*WHAT TO WORK ON*.
Look below and pull out each line with the word "this".

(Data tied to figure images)

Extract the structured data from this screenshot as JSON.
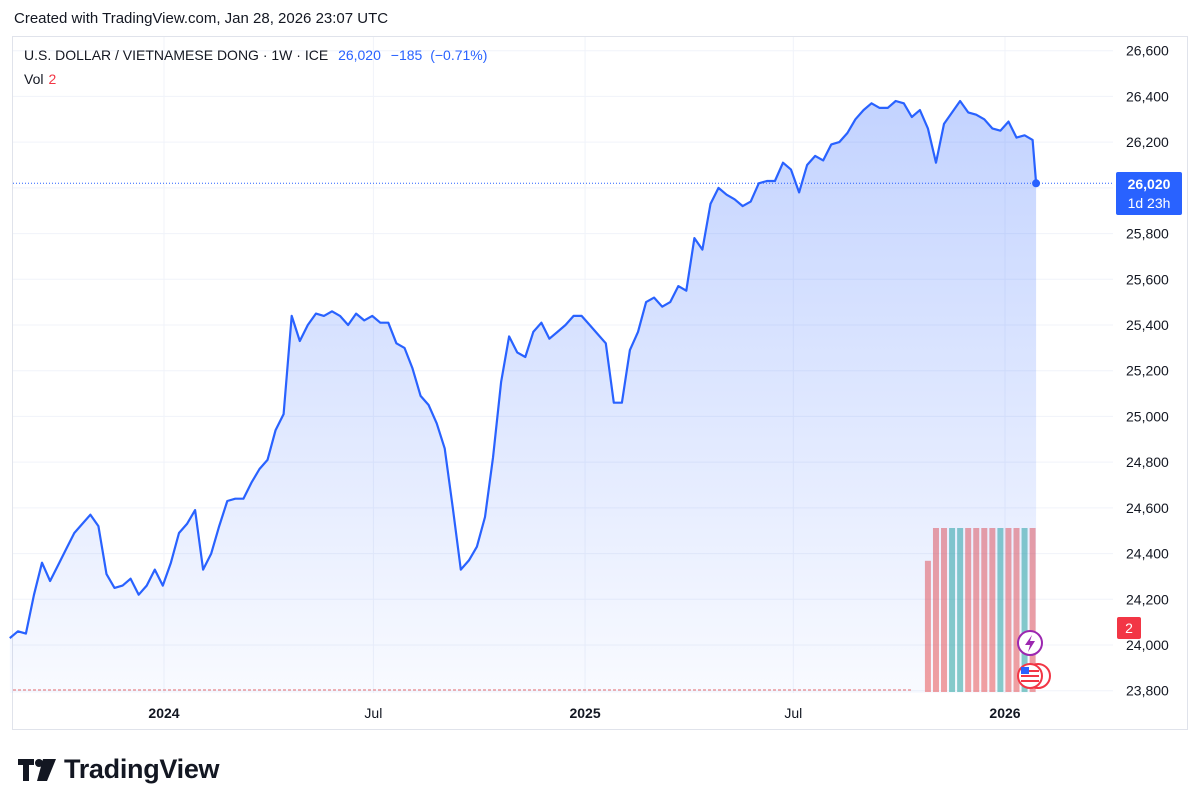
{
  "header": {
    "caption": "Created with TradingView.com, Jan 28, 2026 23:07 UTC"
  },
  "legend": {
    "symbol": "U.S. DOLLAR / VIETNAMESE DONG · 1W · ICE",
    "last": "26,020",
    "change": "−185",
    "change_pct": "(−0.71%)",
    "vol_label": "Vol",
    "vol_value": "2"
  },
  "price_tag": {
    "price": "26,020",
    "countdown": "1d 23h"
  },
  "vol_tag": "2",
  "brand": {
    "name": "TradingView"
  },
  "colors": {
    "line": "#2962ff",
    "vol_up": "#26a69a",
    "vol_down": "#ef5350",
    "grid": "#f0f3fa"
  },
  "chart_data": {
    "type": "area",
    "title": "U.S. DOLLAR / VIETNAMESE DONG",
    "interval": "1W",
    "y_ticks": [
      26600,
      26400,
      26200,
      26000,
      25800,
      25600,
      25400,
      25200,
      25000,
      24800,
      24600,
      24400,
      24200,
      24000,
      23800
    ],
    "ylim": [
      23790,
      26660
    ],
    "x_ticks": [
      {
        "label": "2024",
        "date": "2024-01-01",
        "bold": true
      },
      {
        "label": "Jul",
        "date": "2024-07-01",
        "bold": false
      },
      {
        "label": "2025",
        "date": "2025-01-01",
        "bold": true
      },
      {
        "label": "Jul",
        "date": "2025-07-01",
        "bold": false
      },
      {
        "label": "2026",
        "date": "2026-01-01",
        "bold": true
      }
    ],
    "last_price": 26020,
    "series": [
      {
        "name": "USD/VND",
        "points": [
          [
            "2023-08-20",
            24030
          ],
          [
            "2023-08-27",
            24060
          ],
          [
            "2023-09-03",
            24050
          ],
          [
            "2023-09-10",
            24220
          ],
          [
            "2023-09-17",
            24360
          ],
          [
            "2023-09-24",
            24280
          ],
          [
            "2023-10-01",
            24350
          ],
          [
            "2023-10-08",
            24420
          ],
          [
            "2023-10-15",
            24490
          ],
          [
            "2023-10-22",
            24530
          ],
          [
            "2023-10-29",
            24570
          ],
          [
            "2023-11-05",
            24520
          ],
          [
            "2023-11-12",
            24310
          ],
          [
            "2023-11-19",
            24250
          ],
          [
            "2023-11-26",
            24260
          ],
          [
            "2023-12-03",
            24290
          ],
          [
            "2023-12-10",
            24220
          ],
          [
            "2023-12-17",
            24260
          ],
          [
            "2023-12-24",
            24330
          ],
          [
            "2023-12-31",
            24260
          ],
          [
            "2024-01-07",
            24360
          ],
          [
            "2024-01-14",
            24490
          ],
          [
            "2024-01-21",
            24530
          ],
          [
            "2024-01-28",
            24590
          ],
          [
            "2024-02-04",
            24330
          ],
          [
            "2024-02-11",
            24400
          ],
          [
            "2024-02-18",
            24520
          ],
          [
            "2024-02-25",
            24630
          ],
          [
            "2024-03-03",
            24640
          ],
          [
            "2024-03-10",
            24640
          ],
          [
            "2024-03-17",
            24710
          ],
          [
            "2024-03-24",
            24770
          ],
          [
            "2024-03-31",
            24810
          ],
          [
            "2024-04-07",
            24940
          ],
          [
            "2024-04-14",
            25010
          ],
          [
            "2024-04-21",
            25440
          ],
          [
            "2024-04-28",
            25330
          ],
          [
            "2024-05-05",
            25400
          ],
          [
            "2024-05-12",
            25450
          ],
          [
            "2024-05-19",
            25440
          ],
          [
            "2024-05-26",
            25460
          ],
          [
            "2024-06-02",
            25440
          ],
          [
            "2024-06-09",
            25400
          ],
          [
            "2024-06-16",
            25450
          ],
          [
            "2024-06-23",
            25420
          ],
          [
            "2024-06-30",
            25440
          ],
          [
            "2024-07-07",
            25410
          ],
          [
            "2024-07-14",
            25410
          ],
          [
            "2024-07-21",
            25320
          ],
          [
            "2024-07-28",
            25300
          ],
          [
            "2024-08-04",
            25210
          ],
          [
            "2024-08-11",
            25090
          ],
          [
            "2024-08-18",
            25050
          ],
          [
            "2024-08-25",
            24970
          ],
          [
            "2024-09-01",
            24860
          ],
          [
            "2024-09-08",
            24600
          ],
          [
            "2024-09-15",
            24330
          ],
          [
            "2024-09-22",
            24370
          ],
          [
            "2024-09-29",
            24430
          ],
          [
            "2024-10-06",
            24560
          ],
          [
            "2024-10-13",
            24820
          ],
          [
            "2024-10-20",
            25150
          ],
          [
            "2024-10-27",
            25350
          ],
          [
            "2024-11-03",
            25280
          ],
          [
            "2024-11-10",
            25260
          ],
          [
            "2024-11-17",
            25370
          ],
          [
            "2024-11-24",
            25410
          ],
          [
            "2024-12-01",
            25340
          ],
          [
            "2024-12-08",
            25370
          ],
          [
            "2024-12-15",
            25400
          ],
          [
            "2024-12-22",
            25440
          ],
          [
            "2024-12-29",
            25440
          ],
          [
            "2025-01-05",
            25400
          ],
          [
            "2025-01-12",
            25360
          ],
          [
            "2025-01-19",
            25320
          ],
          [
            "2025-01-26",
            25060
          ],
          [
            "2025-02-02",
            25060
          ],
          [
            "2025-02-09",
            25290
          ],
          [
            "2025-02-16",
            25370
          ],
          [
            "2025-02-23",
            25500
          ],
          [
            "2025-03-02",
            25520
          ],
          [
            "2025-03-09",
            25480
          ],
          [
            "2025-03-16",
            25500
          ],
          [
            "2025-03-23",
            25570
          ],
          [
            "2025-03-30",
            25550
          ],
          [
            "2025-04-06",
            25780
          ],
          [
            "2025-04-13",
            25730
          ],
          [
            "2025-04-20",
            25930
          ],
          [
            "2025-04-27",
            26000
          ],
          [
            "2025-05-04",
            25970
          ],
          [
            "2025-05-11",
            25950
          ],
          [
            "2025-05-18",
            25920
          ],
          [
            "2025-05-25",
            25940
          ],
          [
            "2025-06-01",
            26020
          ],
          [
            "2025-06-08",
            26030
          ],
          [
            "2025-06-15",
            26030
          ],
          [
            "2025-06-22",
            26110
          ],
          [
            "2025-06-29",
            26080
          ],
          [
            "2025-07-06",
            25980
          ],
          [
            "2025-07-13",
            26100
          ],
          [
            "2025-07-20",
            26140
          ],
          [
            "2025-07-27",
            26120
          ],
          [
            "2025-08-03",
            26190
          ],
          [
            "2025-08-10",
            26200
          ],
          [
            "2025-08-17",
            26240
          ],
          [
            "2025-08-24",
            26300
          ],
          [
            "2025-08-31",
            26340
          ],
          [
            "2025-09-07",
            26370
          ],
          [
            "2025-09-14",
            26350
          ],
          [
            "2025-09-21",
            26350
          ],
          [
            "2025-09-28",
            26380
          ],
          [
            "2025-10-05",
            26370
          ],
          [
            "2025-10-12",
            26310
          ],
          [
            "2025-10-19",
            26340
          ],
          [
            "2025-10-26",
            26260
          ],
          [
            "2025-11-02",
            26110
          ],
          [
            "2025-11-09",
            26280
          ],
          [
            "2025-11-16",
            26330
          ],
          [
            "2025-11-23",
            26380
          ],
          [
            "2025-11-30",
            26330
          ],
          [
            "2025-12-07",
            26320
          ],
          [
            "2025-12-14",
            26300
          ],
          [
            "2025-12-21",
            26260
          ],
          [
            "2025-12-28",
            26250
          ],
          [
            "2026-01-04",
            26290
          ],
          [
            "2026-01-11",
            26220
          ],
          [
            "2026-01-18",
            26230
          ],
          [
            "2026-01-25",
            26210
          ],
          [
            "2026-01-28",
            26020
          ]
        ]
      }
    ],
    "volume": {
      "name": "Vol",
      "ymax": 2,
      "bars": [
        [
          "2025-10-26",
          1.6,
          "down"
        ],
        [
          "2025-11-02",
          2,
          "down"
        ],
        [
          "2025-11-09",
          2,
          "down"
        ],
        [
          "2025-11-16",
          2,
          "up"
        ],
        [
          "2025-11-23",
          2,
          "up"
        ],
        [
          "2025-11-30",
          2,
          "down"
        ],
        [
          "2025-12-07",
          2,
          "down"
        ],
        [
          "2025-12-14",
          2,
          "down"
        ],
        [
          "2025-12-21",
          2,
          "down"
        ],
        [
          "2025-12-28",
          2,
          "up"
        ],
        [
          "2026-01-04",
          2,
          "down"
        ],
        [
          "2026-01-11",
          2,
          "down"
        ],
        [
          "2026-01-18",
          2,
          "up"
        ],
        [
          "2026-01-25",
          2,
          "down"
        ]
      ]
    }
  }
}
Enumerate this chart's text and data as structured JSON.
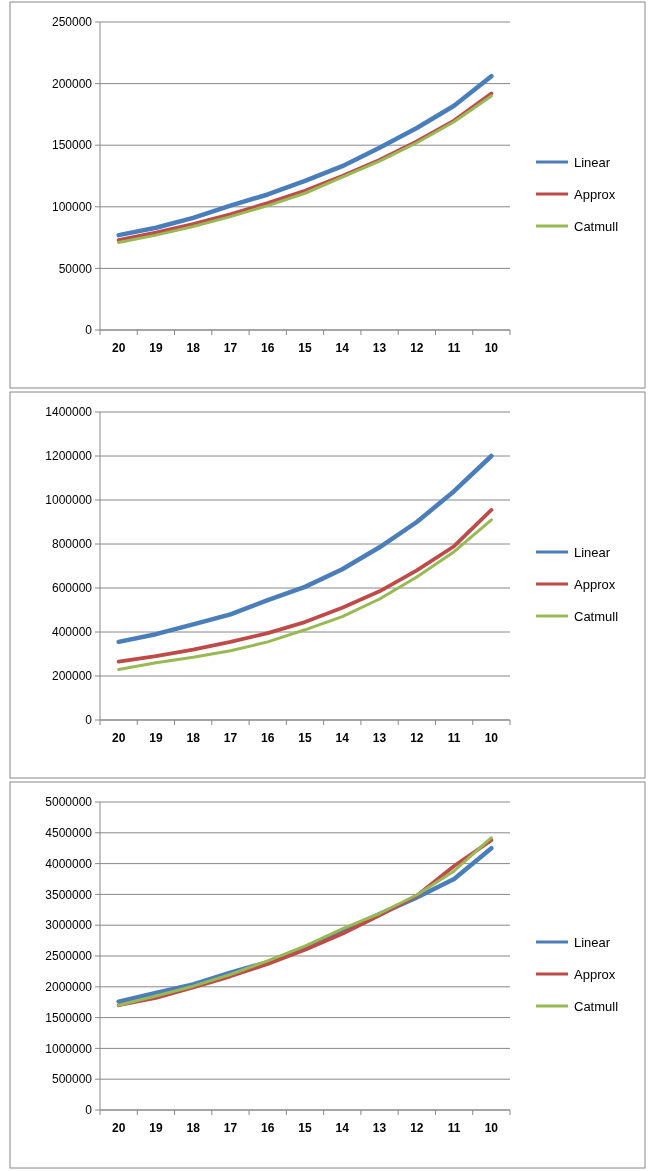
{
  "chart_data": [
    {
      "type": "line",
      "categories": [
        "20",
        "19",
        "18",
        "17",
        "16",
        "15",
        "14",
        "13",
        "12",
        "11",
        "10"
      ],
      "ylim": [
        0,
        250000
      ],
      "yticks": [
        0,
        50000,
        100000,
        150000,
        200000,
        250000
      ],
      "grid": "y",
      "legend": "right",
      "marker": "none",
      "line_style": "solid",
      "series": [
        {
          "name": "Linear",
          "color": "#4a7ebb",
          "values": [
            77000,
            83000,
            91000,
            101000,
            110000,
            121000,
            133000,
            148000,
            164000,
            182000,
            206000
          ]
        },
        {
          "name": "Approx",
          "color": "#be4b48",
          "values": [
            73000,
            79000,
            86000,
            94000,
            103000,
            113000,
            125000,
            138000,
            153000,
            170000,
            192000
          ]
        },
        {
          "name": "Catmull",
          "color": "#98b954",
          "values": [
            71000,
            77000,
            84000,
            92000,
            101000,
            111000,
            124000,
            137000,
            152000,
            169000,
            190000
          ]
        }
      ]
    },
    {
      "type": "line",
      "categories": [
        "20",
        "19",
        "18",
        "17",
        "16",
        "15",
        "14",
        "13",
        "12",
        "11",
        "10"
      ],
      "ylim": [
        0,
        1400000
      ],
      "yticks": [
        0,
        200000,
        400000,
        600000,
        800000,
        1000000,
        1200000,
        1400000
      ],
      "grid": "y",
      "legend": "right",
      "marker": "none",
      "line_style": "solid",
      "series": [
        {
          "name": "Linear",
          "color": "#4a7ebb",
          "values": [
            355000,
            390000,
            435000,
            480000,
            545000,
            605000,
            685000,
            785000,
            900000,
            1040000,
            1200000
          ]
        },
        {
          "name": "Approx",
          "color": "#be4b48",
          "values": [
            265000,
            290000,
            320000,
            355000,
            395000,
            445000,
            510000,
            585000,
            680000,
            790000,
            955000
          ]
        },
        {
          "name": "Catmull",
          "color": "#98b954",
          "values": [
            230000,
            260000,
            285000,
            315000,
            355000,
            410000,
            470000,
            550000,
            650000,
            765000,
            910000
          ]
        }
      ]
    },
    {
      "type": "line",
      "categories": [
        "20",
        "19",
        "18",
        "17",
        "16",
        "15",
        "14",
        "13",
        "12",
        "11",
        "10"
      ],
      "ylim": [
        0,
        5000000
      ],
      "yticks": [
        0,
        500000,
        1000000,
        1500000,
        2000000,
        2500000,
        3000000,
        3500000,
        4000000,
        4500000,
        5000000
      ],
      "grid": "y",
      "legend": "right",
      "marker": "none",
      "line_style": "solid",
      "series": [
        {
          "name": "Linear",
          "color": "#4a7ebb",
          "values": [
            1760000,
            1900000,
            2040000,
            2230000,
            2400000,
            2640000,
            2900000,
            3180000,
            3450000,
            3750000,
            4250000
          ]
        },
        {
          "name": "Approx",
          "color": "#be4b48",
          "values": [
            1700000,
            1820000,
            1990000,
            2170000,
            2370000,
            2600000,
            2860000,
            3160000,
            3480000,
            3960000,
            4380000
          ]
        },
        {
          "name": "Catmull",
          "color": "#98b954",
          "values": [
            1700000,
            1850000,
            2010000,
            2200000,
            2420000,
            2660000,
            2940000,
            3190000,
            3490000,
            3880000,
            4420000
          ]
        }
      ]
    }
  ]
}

*EXERCISE RESULT*.
Extract the structured data from this screenshot as JSON.
Enumerate this chart's text and data as structured JSON.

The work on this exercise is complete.